[start]

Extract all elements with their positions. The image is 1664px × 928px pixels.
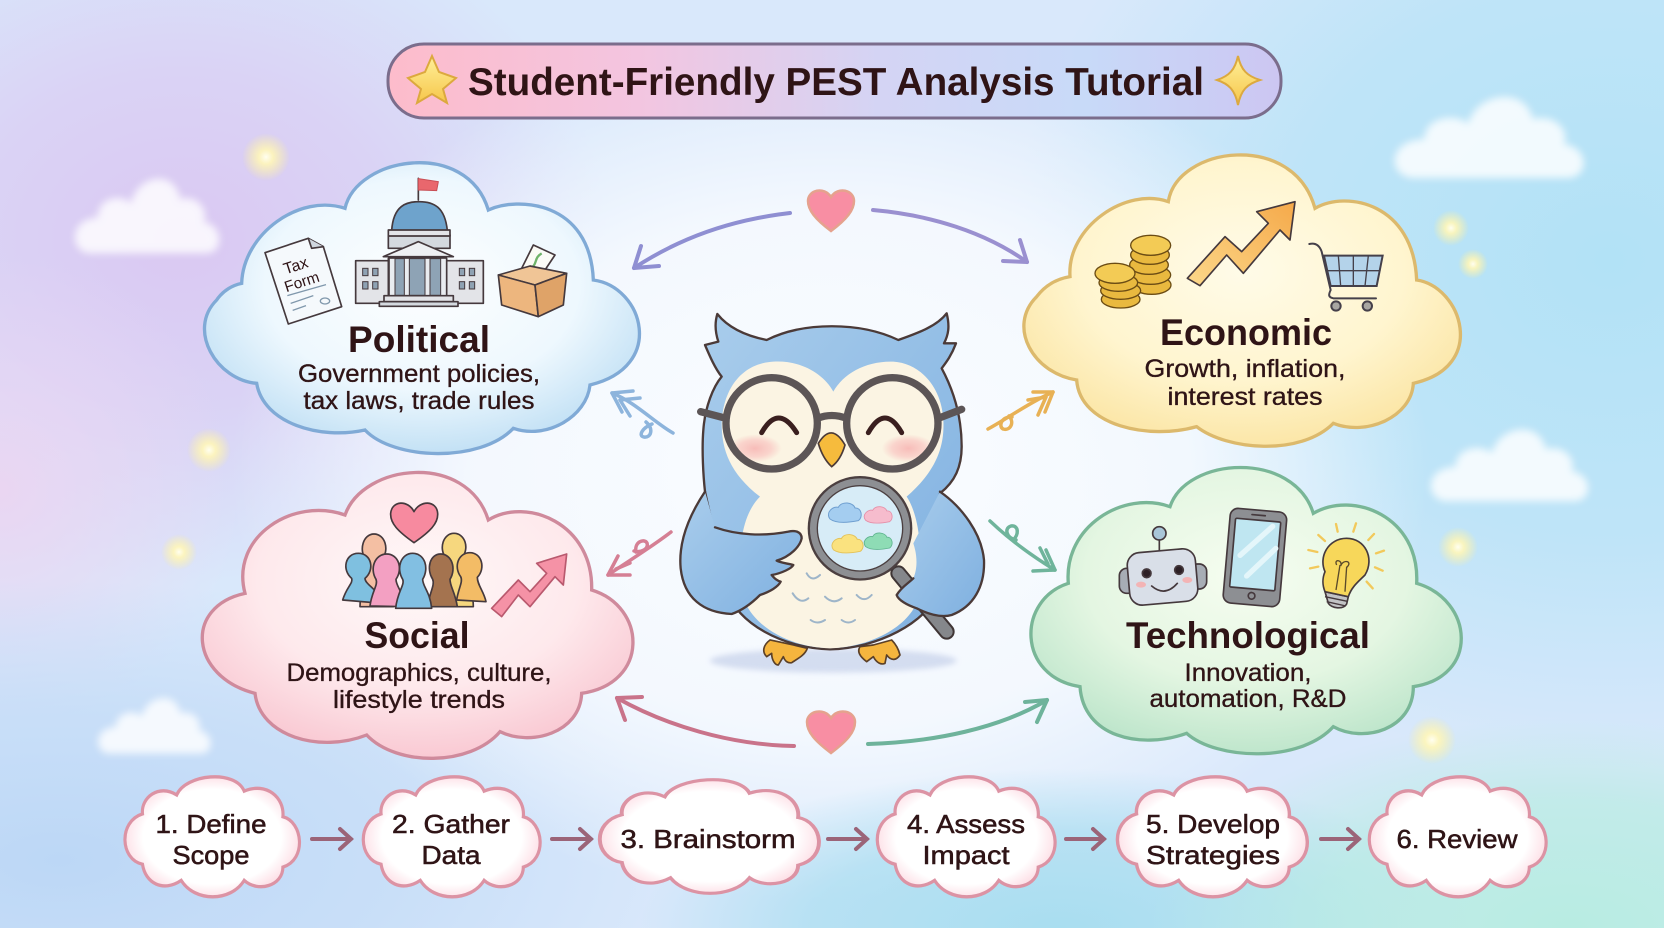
process: step 6 bbox=[1369, 777, 1546, 897]
icon: robot bbox=[1119, 527, 1207, 606]
text: social description: lifestyle trends bbox=[333, 686, 505, 714]
heading: economic: Economic bbox=[1160, 312, 1332, 353]
icon: growth arrow bbox=[1187, 202, 1295, 286]
panel: technological bbox=[1031, 467, 1461, 754]
title banner bbox=[388, 44, 1281, 118]
process: step 1 bbox=[125, 777, 299, 897]
panel: political bbox=[204, 163, 639, 454]
arrow: top left purple bbox=[634, 213, 790, 268]
text: political description: tax laws, trade rules bbox=[304, 387, 534, 415]
process arrow 3 bbox=[828, 829, 867, 849]
sparkle glows bbox=[161, 133, 1488, 764]
process: step 2: 2. Gather bbox=[392, 809, 510, 839]
squiggle arrow: to technological bbox=[990, 521, 1055, 571]
process: step 4 bbox=[877, 777, 1055, 897]
icon: top heart bbox=[808, 190, 854, 231]
process arrow 4 bbox=[1066, 829, 1104, 849]
owl beak bbox=[818, 433, 845, 467]
owl feet bbox=[764, 640, 900, 665]
decorative background clouds bbox=[75, 97, 1588, 754]
process arrow 1 bbox=[312, 829, 351, 849]
heading: political: Political bbox=[348, 319, 490, 360]
arrow: top right purple bbox=[873, 210, 1027, 262]
owl face and belly bbox=[722, 362, 943, 648]
process arrow 5 bbox=[1321, 829, 1359, 849]
text: social description: Demographics, culture, bbox=[286, 659, 552, 687]
heading: technological: Technological bbox=[1126, 615, 1370, 656]
icon: tax form: Form bbox=[282, 269, 322, 296]
mini cloud: political bbox=[828, 503, 861, 522]
panel: economic bbox=[1024, 155, 1460, 446]
owl chest feathers bbox=[793, 573, 872, 622]
title star left bbox=[408, 56, 456, 103]
owl mascot with magnifying glass bbox=[680, 313, 984, 673]
process: step 2 bbox=[363, 777, 540, 897]
owl eyes bbox=[762, 418, 902, 433]
owl left wing bbox=[680, 492, 802, 614]
icon: heart bbox=[391, 503, 438, 543]
squiggle arrow: to social bbox=[608, 532, 671, 575]
process: step 1: 1. Define bbox=[156, 809, 266, 839]
owl glasses bbox=[701, 378, 962, 469]
owl cheeks bbox=[728, 434, 935, 462]
owl body bbox=[703, 313, 962, 649]
process: step 1: Scope bbox=[172, 840, 250, 870]
process: step 2: Data bbox=[422, 840, 481, 870]
process: step 4: 4. Assess bbox=[907, 809, 1025, 839]
magnifying glass handle bbox=[898, 573, 947, 632]
process: step 5: 5. Develop bbox=[1146, 809, 1280, 839]
process: step 3: 3. Brainstorm bbox=[620, 824, 796, 854]
arrow: bottom left pink bbox=[617, 697, 794, 746]
panel: social bbox=[202, 472, 633, 758]
text: political description bbox=[298, 360, 540, 415]
text: technological description bbox=[1150, 659, 1346, 713]
icon: pink trend arrow bbox=[492, 554, 567, 617]
text: economic description: Growth, inflation, bbox=[1144, 355, 1346, 383]
process: step 6: 6. Review bbox=[1396, 824, 1518, 854]
squiggle arrow: to political bbox=[612, 391, 673, 437]
magnifying glass lens bbox=[808, 476, 912, 581]
process: step 4: Impact bbox=[922, 840, 1010, 870]
process: step 5 bbox=[1117, 777, 1307, 897]
icon: bottom heart bbox=[807, 711, 855, 753]
icon: ballot box bbox=[498, 245, 567, 317]
icon: group of people bbox=[343, 533, 486, 608]
owl right wing bbox=[897, 492, 984, 616]
text: economic description: interest rates bbox=[1168, 383, 1322, 411]
icon: tax form bbox=[265, 238, 342, 324]
process arrow 2 bbox=[552, 829, 591, 849]
text: technological description: Innovation, bbox=[1184, 659, 1312, 687]
arrow: bottom right green bbox=[868, 700, 1047, 744]
owl shadow bbox=[710, 649, 957, 673]
process: step 3 bbox=[600, 780, 819, 893]
text: social description bbox=[286, 659, 552, 714]
text: economic description bbox=[1144, 355, 1346, 411]
text: political description: Government policies, bbox=[298, 360, 540, 388]
mini cloud: technological bbox=[864, 533, 892, 549]
icon: tax form: Tax bbox=[281, 254, 310, 278]
icon: shopping cart bbox=[1309, 244, 1383, 311]
text: technological description: automation, R&D bbox=[1150, 685, 1346, 713]
icon: light bulb bbox=[1308, 523, 1384, 608]
icon: coins bbox=[1095, 235, 1171, 308]
title text: Student-Friendly PEST Analysis Tutorial bbox=[468, 61, 1204, 104]
mini cloud: economic bbox=[832, 535, 863, 553]
icon: smartphone bbox=[1223, 508, 1287, 607]
process: step 5: Strategies bbox=[1146, 840, 1280, 870]
mini cloud: social bbox=[864, 507, 892, 523]
heading: social: Social bbox=[364, 615, 470, 656]
title star right bbox=[1217, 56, 1260, 105]
squiggle arrow: to economic bbox=[988, 392, 1053, 429]
icon: capitol building bbox=[356, 178, 483, 306]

[end]

Short exercise
Print the data above line for line as it appears, leaving out the pictures.

Full output
Extract all elements with their positions. The image is 1664px × 928px pixels.
process: step 6 bbox=[1369, 777, 1546, 897]
icon: robot bbox=[1119, 527, 1207, 606]
text: social description: lifestyle trends bbox=[333, 686, 505, 714]
heading: economic: Economic bbox=[1160, 312, 1332, 353]
icon: growth arrow bbox=[1187, 202, 1295, 286]
panel: technological bbox=[1031, 467, 1461, 754]
title banner bbox=[388, 44, 1281, 118]
process: step 1 bbox=[125, 777, 299, 897]
panel: political bbox=[204, 163, 639, 454]
arrow: top left purple bbox=[634, 213, 790, 268]
text: political description: tax laws, trade rules bbox=[304, 387, 534, 415]
process arrow 3 bbox=[828, 829, 867, 849]
sparkle glows bbox=[161, 133, 1488, 764]
process: step 2: 2. Gather bbox=[392, 809, 510, 839]
squiggle arrow: to technological bbox=[990, 521, 1055, 571]
process: step 4 bbox=[877, 777, 1055, 897]
icon: top heart bbox=[808, 190, 854, 231]
process arrow 4 bbox=[1066, 829, 1104, 849]
owl beak bbox=[818, 433, 845, 467]
owl feet bbox=[764, 640, 900, 665]
decorative background clouds bbox=[75, 97, 1588, 754]
process arrow 1 bbox=[312, 829, 351, 849]
heading: political: Political bbox=[348, 319, 490, 360]
arrow: top right purple bbox=[873, 210, 1027, 262]
owl face and belly bbox=[722, 362, 943, 648]
process arrow 5 bbox=[1321, 829, 1359, 849]
text: social description: Demographics, culture, bbox=[286, 659, 552, 687]
heading: technological: Technological bbox=[1126, 615, 1370, 656]
icon: tax form: Form bbox=[282, 269, 322, 296]
mini cloud: political bbox=[828, 503, 861, 522]
panel: economic bbox=[1024, 155, 1460, 446]
owl chest feathers bbox=[793, 573, 872, 622]
title star left bbox=[408, 56, 456, 103]
owl mascot with magnifying glass bbox=[680, 313, 984, 673]
process: step 2 bbox=[363, 777, 540, 897]
owl eyes bbox=[762, 418, 902, 433]
owl left wing bbox=[680, 492, 802, 614]
icon: heart bbox=[391, 503, 438, 543]
squiggle arrow: to social bbox=[608, 532, 671, 575]
process: step 1: 1. Define bbox=[156, 809, 266, 839]
owl glasses bbox=[701, 378, 962, 469]
owl cheeks bbox=[728, 434, 935, 462]
owl body bbox=[703, 313, 962, 649]
process: step 1: Scope bbox=[172, 840, 250, 870]
process: step 2: Data bbox=[422, 840, 481, 870]
process: step 4: 4. Assess bbox=[907, 809, 1025, 839]
magnifying glass handle bbox=[898, 573, 947, 632]
process: step 5: 5. Develop bbox=[1146, 809, 1280, 839]
process: step 3: 3. Brainstorm bbox=[620, 824, 796, 854]
arrow: bottom left pink bbox=[617, 697, 794, 746]
panel: social bbox=[202, 472, 633, 758]
text: political description bbox=[298, 360, 540, 415]
text: technological description bbox=[1150, 659, 1346, 713]
icon: pink trend arrow bbox=[492, 554, 567, 617]
text: economic description: Growth, inflation, bbox=[1144, 355, 1346, 383]
process: step 6: 6. Review bbox=[1396, 824, 1518, 854]
squiggle arrow: to political bbox=[612, 391, 673, 437]
magnifying glass lens bbox=[808, 476, 912, 581]
process: step 4: Impact bbox=[922, 840, 1010, 870]
process: step 5 bbox=[1117, 777, 1307, 897]
icon: bottom heart bbox=[807, 711, 855, 753]
icon: ballot box bbox=[498, 245, 567, 317]
icon: group of people bbox=[343, 533, 486, 608]
owl right wing bbox=[897, 492, 984, 616]
text: economic description: interest rates bbox=[1168, 383, 1322, 411]
icon: tax form bbox=[265, 238, 342, 324]
process arrow 2 bbox=[552, 829, 591, 849]
text: technological description: Innovation, bbox=[1184, 659, 1312, 687]
arrow: bottom right green bbox=[868, 700, 1047, 744]
owl shadow bbox=[710, 649, 957, 673]
process: step 3 bbox=[600, 780, 819, 893]
text: social description bbox=[286, 659, 552, 714]
text: economic description bbox=[1144, 355, 1346, 411]
text: political description: Government policies, bbox=[298, 360, 540, 388]
mini cloud: technological bbox=[864, 533, 892, 549]
icon: tax form: Tax bbox=[281, 254, 310, 278]
icon: shopping cart bbox=[1309, 244, 1383, 311]
text: technological description: automation, R&D bbox=[1150, 685, 1346, 713]
icon: light bulb bbox=[1308, 523, 1384, 608]
icon: coins bbox=[1095, 235, 1171, 308]
title text: Student-Friendly PEST Analysis Tutorial bbox=[468, 61, 1204, 104]
mini cloud: economic bbox=[832, 535, 863, 553]
icon: smartphone bbox=[1223, 508, 1287, 607]
process: step 5: Strategies bbox=[1146, 840, 1280, 870]
mini cloud: social bbox=[864, 507, 892, 523]
heading: social: Social bbox=[364, 615, 470, 656]
title star right bbox=[1217, 56, 1260, 105]
squiggle arrow: to economic bbox=[988, 392, 1053, 429]
icon: capitol building bbox=[356, 178, 483, 306]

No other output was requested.